# YOUR OBJECTIVE:
Return all entries word for word, but drop any images.

# MATERIAL SHOWN:
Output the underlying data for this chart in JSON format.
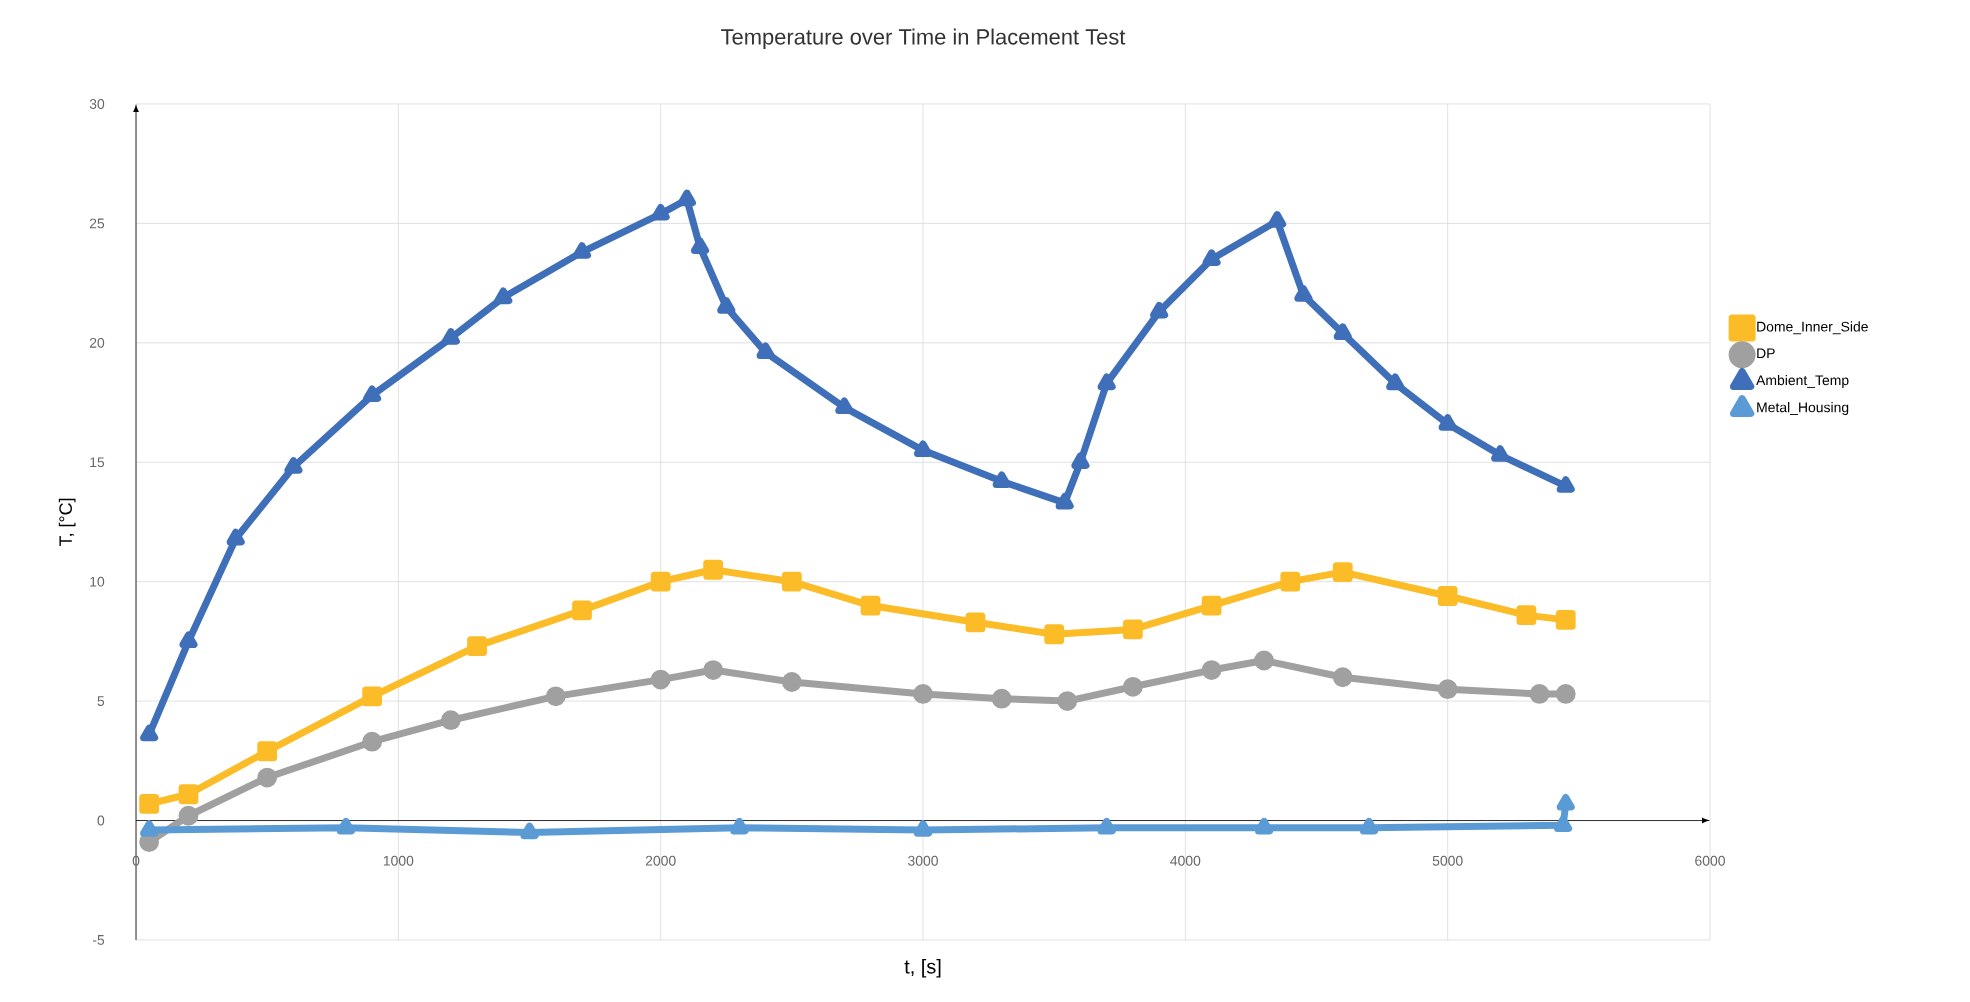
{
  "chart_data": {
    "type": "line",
    "title": "Temperature over Time in Placement Test",
    "xlabel": "t, [s]",
    "ylabel": "T, [°C]",
    "xlim": [
      0,
      6000
    ],
    "xticks": [
      0,
      1000,
      2000,
      3000,
      4000,
      5000,
      6000
    ],
    "ylim": [
      -5,
      30
    ],
    "yticks": [
      -5,
      0,
      5,
      10,
      15,
      20,
      25,
      30
    ],
    "grid": true,
    "legend": "right",
    "line_style": "solid",
    "series": [
      {
        "name": "Dome_Inner_Side",
        "color": "#fbbc28",
        "marker": "square",
        "x": [
          50,
          200,
          500,
          900,
          1300,
          1700,
          2000,
          2200,
          2500,
          2800,
          3200,
          3500,
          3800,
          4100,
          4400,
          4600,
          5000,
          5300,
          5450
        ],
        "values": [
          0.7,
          1.1,
          2.9,
          5.2,
          7.3,
          8.8,
          10,
          10.5,
          10,
          9.0,
          8.3,
          7.8,
          8.0,
          9.0,
          10.0,
          10.4,
          9.4,
          8.6,
          8.4
        ]
      },
      {
        "name": "DP",
        "color": "#a0a0a0",
        "marker": "circle",
        "x": [
          50,
          200,
          500,
          900,
          1200,
          1600,
          2000,
          2200,
          2500,
          3000,
          3300,
          3550,
          3800,
          4100,
          4300,
          4600,
          5000,
          5350,
          5450
        ],
        "values": [
          -0.9,
          0.2,
          1.8,
          3.3,
          4.2,
          5.2,
          5.9,
          6.3,
          5.8,
          5.3,
          5.1,
          5.0,
          5.6,
          6.3,
          6.7,
          6.0,
          5.5,
          5.3,
          5.3
        ]
      },
      {
        "name": "Ambient_Temp",
        "color": "#3e6fb8",
        "marker": "triangle",
        "x": [
          50,
          200,
          380,
          600,
          900,
          1200,
          1400,
          1700,
          2000,
          2100,
          2150,
          2250,
          2400,
          2700,
          3000,
          3300,
          3540,
          3600,
          3700,
          3900,
          4100,
          4350,
          4450,
          4600,
          4800,
          5000,
          5200,
          5450
        ],
        "values": [
          3.6,
          7.5,
          11.8,
          14.8,
          17.8,
          20.2,
          21.9,
          23.8,
          25.4,
          26,
          24,
          21.5,
          19.6,
          17.3,
          15.5,
          14.2,
          13.3,
          15,
          18.3,
          21.3,
          23.5,
          25.1,
          22,
          20.4,
          18.3,
          16.6,
          15.3,
          14
        ]
      },
      {
        "name": "Metal_Housing",
        "color": "#5b9bd5",
        "marker": "triangle",
        "x": [
          50,
          800,
          1500,
          2300,
          3000,
          3700,
          4300,
          4700,
          5440,
          5450
        ],
        "values": [
          -0.4,
          -0.3,
          -0.5,
          -0.3,
          -0.4,
          -0.3,
          -0.3,
          -0.3,
          -0.2,
          0.7
        ]
      }
    ]
  }
}
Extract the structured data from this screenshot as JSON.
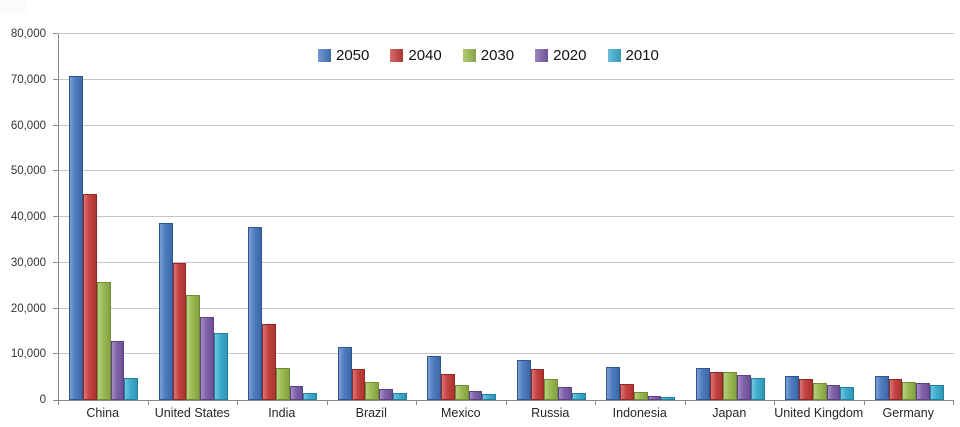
{
  "chart_data": {
    "type": "bar",
    "title": "",
    "xlabel": "",
    "ylabel": "",
    "categories": [
      "China",
      "United States",
      "India",
      "Brazil",
      "Mexico",
      "Russia",
      "Indonesia",
      "Japan",
      "United Kingdom",
      "Germany"
    ],
    "series": [
      {
        "name": "2050",
        "color": "#4677bf",
        "border_color": "#2f5591",
        "values": [
          70700,
          38500,
          37700,
          11400,
          9300,
          8600,
          7000,
          6700,
          5100,
          5000
        ]
      },
      {
        "name": "2040",
        "color": "#c33c39",
        "border_color": "#922927",
        "values": [
          44900,
          29800,
          16500,
          6600,
          5500,
          6500,
          3300,
          6000,
          4350,
          4400
        ]
      },
      {
        "name": "2030",
        "color": "#96b84c",
        "border_color": "#6f8c34",
        "values": [
          25500,
          22800,
          6700,
          3700,
          3100,
          4300,
          1500,
          5800,
          3600,
          3800
        ]
      },
      {
        "name": "2020",
        "color": "#7c5ca8",
        "border_color": "#5b4280",
        "values": [
          12600,
          18000,
          2850,
          2200,
          1750,
          2550,
          750,
          5200,
          3100,
          3500
        ]
      },
      {
        "name": "2010",
        "color": "#38aace",
        "border_color": "#25809e",
        "values": [
          4600,
          14500,
          1250,
          1350,
          1000,
          1400,
          420,
          4600,
          2550,
          3100
        ]
      }
    ],
    "ylim": [
      0,
      80000
    ],
    "ytick_step": 10000,
    "ytick_labels": [
      "0",
      "10,000",
      "20,000",
      "30,000",
      "40,000",
      "50,000",
      "60,000",
      "70,000",
      "80,000"
    ],
    "grid": "horizontal",
    "legend_position": "top-center"
  }
}
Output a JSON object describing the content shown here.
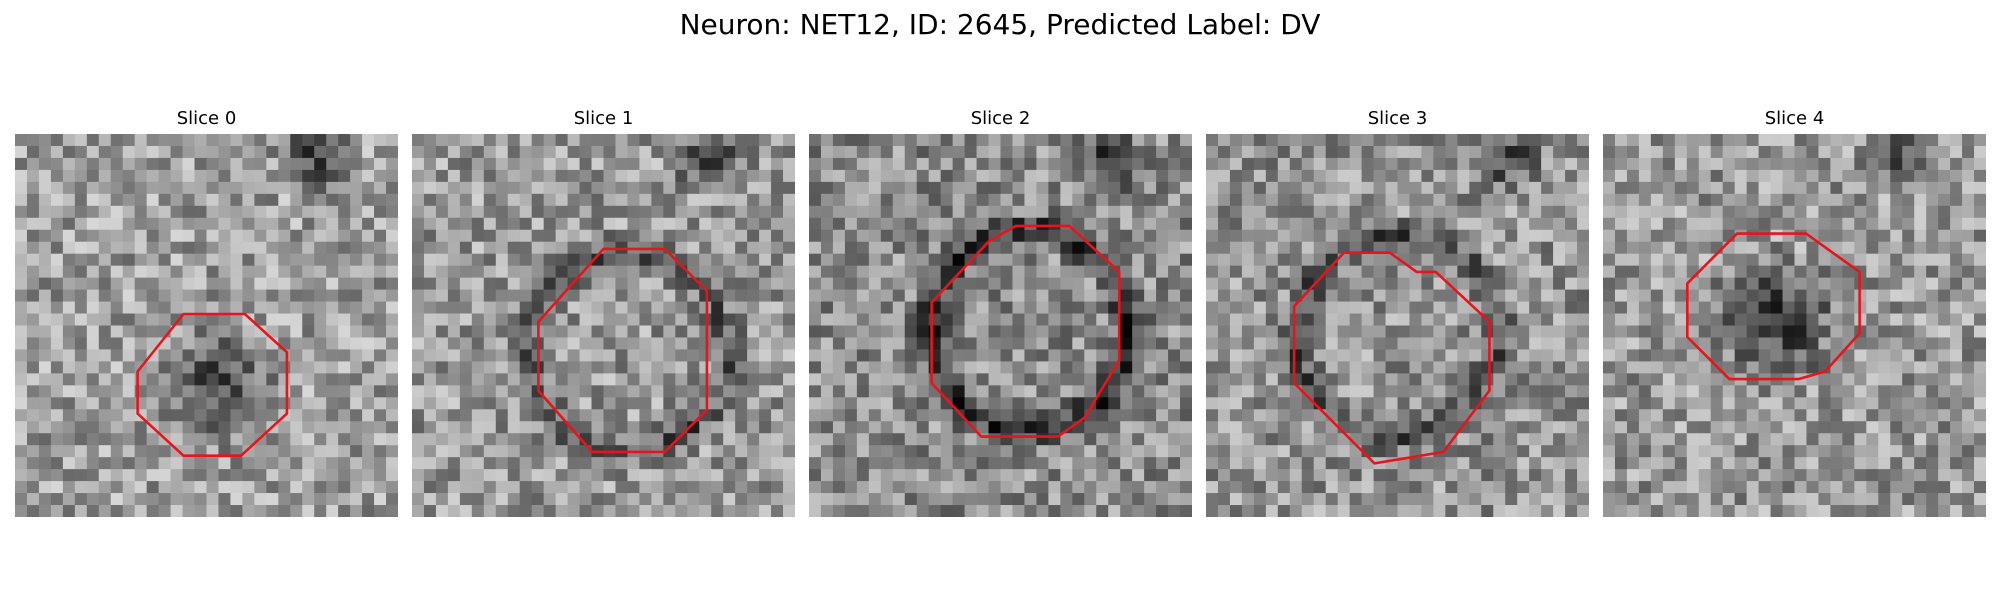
{
  "figure": {
    "title": "Neuron: NET12, ID: 2645, Predicted Label: DV"
  },
  "contour_color": "#e8141b",
  "panels": [
    {
      "title": "Slice 0",
      "seed": 11,
      "base": [
        0.62,
        0.55
      ],
      "ring": 0.0,
      "dark_center": 0.35,
      "outline": [
        [
          0.32,
          0.62
        ],
        [
          0.44,
          0.47
        ],
        [
          0.6,
          0.47
        ],
        [
          0.71,
          0.57
        ],
        [
          0.71,
          0.73
        ],
        [
          0.59,
          0.84
        ],
        [
          0.44,
          0.84
        ],
        [
          0.32,
          0.73
        ]
      ]
    },
    {
      "title": "Slice 1",
      "seed": 23,
      "base": [
        0.6,
        0.55
      ],
      "ring": 0.28,
      "dark_center": 0.0,
      "outline": [
        [
          0.33,
          0.49
        ],
        [
          0.5,
          0.3
        ],
        [
          0.66,
          0.3
        ],
        [
          0.77,
          0.41
        ],
        [
          0.77,
          0.72
        ],
        [
          0.66,
          0.83
        ],
        [
          0.47,
          0.83
        ],
        [
          0.33,
          0.67
        ]
      ]
    },
    {
      "title": "Slice 2",
      "seed": 37,
      "base": [
        0.55,
        0.55
      ],
      "ring": 0.4,
      "dark_center": 0.0,
      "outline": [
        [
          0.32,
          0.44
        ],
        [
          0.47,
          0.28
        ],
        [
          0.54,
          0.24
        ],
        [
          0.68,
          0.24
        ],
        [
          0.81,
          0.36
        ],
        [
          0.81,
          0.59
        ],
        [
          0.72,
          0.74
        ],
        [
          0.65,
          0.79
        ],
        [
          0.45,
          0.79
        ],
        [
          0.32,
          0.65
        ]
      ]
    },
    {
      "title": "Slice 3",
      "seed": 49,
      "base": [
        0.58,
        0.55
      ],
      "ring": 0.3,
      "dark_center": 0.0,
      "outline": [
        [
          0.23,
          0.45
        ],
        [
          0.36,
          0.31
        ],
        [
          0.48,
          0.31
        ],
        [
          0.55,
          0.36
        ],
        [
          0.6,
          0.36
        ],
        [
          0.74,
          0.49
        ],
        [
          0.74,
          0.67
        ],
        [
          0.62,
          0.83
        ],
        [
          0.44,
          0.86
        ],
        [
          0.23,
          0.65
        ]
      ]
    },
    {
      "title": "Slice 4",
      "seed": 61,
      "base": [
        0.6,
        0.55
      ],
      "ring": 0.0,
      "dark_center": 0.42,
      "outline": [
        [
          0.22,
          0.39
        ],
        [
          0.35,
          0.26
        ],
        [
          0.53,
          0.26
        ],
        [
          0.67,
          0.36
        ],
        [
          0.67,
          0.52
        ],
        [
          0.58,
          0.62
        ],
        [
          0.51,
          0.64
        ],
        [
          0.43,
          0.64
        ],
        [
          0.33,
          0.64
        ],
        [
          0.22,
          0.53
        ]
      ]
    }
  ]
}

# RESULT FOR THIS EXERCISE:
Output the underlying data for this chart in JSON format.
{
  "chart_data": {
    "type": "line",
    "title": "Temperature over Time in Placement Test",
    "xlabel": "t, [s]",
    "ylabel": "T, [°C]",
    "xlim": [
      0,
      6000
    ],
    "xticks": [
      0,
      1000,
      2000,
      3000,
      4000,
      5000,
      6000
    ],
    "ylim": [
      -5,
      30
    ],
    "yticks": [
      -5,
      0,
      5,
      10,
      15,
      20,
      25,
      30
    ],
    "grid": true,
    "legend": "right",
    "line_style": "solid",
    "series": [
      {
        "name": "Dome_Inner_Side",
        "color": "#fbbc28",
        "marker": "square",
        "x": [
          50,
          200,
          500,
          900,
          1300,
          1700,
          2000,
          2200,
          2500,
          2800,
          3200,
          3500,
          3800,
          4100,
          4400,
          4600,
          5000,
          5300,
          5450
        ],
        "values": [
          0.7,
          1.1,
          2.9,
          5.2,
          7.3,
          8.8,
          10,
          10.5,
          10,
          9.0,
          8.3,
          7.8,
          8.0,
          9.0,
          10.0,
          10.4,
          9.4,
          8.6,
          8.4
        ]
      },
      {
        "name": "DP",
        "color": "#a0a0a0",
        "marker": "circle",
        "x": [
          50,
          200,
          500,
          900,
          1200,
          1600,
          2000,
          2200,
          2500,
          3000,
          3300,
          3550,
          3800,
          4100,
          4300,
          4600,
          5000,
          5350,
          5450
        ],
        "values": [
          -0.9,
          0.2,
          1.8,
          3.3,
          4.2,
          5.2,
          5.9,
          6.3,
          5.8,
          5.3,
          5.1,
          5.0,
          5.6,
          6.3,
          6.7,
          6.0,
          5.5,
          5.3,
          5.3
        ]
      },
      {
        "name": "Ambient_Temp",
        "color": "#3e6fb8",
        "marker": "triangle",
        "x": [
          50,
          200,
          380,
          600,
          900,
          1200,
          1400,
          1700,
          2000,
          2100,
          2150,
          2250,
          2400,
          2700,
          3000,
          3300,
          3540,
          3600,
          3700,
          3900,
          4100,
          4350,
          4450,
          4600,
          4800,
          5000,
          5200,
          5450
        ],
        "values": [
          3.6,
          7.5,
          11.8,
          14.8,
          17.8,
          20.2,
          21.9,
          23.8,
          25.4,
          26,
          24,
          21.5,
          19.6,
          17.3,
          15.5,
          14.2,
          13.3,
          15,
          18.3,
          21.3,
          23.5,
          25.1,
          22,
          20.4,
          18.3,
          16.6,
          15.3,
          14
        ]
      },
      {
        "name": "Metal_Housing",
        "color": "#5b9bd5",
        "marker": "triangle",
        "x": [
          50,
          800,
          1500,
          2300,
          3000,
          3700,
          4300,
          4700,
          5440,
          5450
        ],
        "values": [
          -0.4,
          -0.3,
          -0.5,
          -0.3,
          -0.4,
          -0.3,
          -0.3,
          -0.3,
          -0.2,
          0.7
        ]
      }
    ]
  }
}
Extract the structured data from this screenshot as JSON.
{
  "chart_data": {
    "type": "bar",
    "title": "",
    "xlabel": "",
    "ylabel": "",
    "categories": [
      "China",
      "United States",
      "India",
      "Brazil",
      "Mexico",
      "Russia",
      "Indonesia",
      "Japan",
      "United Kingdom",
      "Germany"
    ],
    "series": [
      {
        "name": "2050",
        "color": "#4677bf",
        "border_color": "#2f5591",
        "values": [
          70700,
          38500,
          37700,
          11400,
          9300,
          8600,
          7000,
          6700,
          5100,
          5000
        ]
      },
      {
        "name": "2040",
        "color": "#c33c39",
        "border_color": "#922927",
        "values": [
          44900,
          29800,
          16500,
          6600,
          5500,
          6500,
          3300,
          6000,
          4350,
          4400
        ]
      },
      {
        "name": "2030",
        "color": "#96b84c",
        "border_color": "#6f8c34",
        "values": [
          25500,
          22800,
          6700,
          3700,
          3100,
          4300,
          1500,
          5800,
          3600,
          3800
        ]
      },
      {
        "name": "2020",
        "color": "#7c5ca8",
        "border_color": "#5b4280",
        "values": [
          12600,
          18000,
          2850,
          2200,
          1750,
          2550,
          750,
          5200,
          3100,
          3500
        ]
      },
      {
        "name": "2010",
        "color": "#38aace",
        "border_color": "#25809e",
        "values": [
          4600,
          14500,
          1250,
          1350,
          1000,
          1400,
          420,
          4600,
          2550,
          3100
        ]
      }
    ],
    "ylim": [
      0,
      80000
    ],
    "ytick_step": 10000,
    "ytick_labels": [
      "0",
      "10,000",
      "20,000",
      "30,000",
      "40,000",
      "50,000",
      "60,000",
      "70,000",
      "80,000"
    ],
    "grid": "horizontal",
    "legend_position": "top-center"
  }
}
Output a JSON object describing the content shown here.
{
  "figure": {
    "title": "Neuron: NET12, ID: 2645, Predicted Label: DV"
  },
  "contour_color": "#e8141b",
  "panels": [
    {
      "title": "Slice 0",
      "seed": 11,
      "base": [
        0.62,
        0.55
      ],
      "ring": 0.0,
      "dark_center": 0.35,
      "outline": [
        [
          0.32,
          0.62
        ],
        [
          0.44,
          0.47
        ],
        [
          0.6,
          0.47
        ],
        [
          0.71,
          0.57
        ],
        [
          0.71,
          0.73
        ],
        [
          0.59,
          0.84
        ],
        [
          0.44,
          0.84
        ],
        [
          0.32,
          0.73
        ]
      ]
    },
    {
      "title": "Slice 1",
      "seed": 23,
      "base": [
        0.6,
        0.55
      ],
      "ring": 0.28,
      "dark_center": 0.0,
      "outline": [
        [
          0.33,
          0.49
        ],
        [
          0.5,
          0.3
        ],
        [
          0.66,
          0.3
        ],
        [
          0.77,
          0.41
        ],
        [
          0.77,
          0.72
        ],
        [
          0.66,
          0.83
        ],
        [
          0.47,
          0.83
        ],
        [
          0.33,
          0.67
        ]
      ]
    },
    {
      "title": "Slice 2",
      "seed": 37,
      "base": [
        0.55,
        0.55
      ],
      "ring": 0.4,
      "dark_center": 0.0,
      "outline": [
        [
          0.32,
          0.44
        ],
        [
          0.47,
          0.28
        ],
        [
          0.54,
          0.24
        ],
        [
          0.68,
          0.24
        ],
        [
          0.81,
          0.36
        ],
        [
          0.81,
          0.59
        ],
        [
          0.72,
          0.74
        ],
        [
          0.65,
          0.79
        ],
        [
          0.45,
          0.79
        ],
        [
          0.32,
          0.65
        ]
      ]
    },
    {
      "title": "Slice 3",
      "seed": 49,
      "base": [
        0.58,
        0.55
      ],
      "ring": 0.3,
      "dark_center": 0.0,
      "outline": [
        [
          0.23,
          0.45
        ],
        [
          0.36,
          0.31
        ],
        [
          0.48,
          0.31
        ],
        [
          0.55,
          0.36
        ],
        [
          0.6,
          0.36
        ],
        [
          0.74,
          0.49
        ],
        [
          0.74,
          0.67
        ],
        [
          0.62,
          0.83
        ],
        [
          0.44,
          0.86
        ],
        [
          0.23,
          0.65
        ]
      ]
    },
    {
      "title": "Slice 4",
      "seed": 61,
      "base": [
        0.6,
        0.55
      ],
      "ring": 0.0,
      "dark_center": 0.42,
      "outline": [
        [
          0.22,
          0.39
        ],
        [
          0.35,
          0.26
        ],
        [
          0.53,
          0.26
        ],
        [
          0.67,
          0.36
        ],
        [
          0.67,
          0.52
        ],
        [
          0.58,
          0.62
        ],
        [
          0.51,
          0.64
        ],
        [
          0.43,
          0.64
        ],
        [
          0.33,
          0.64
        ],
        [
          0.22,
          0.53
        ]
      ]
    }
  ]
}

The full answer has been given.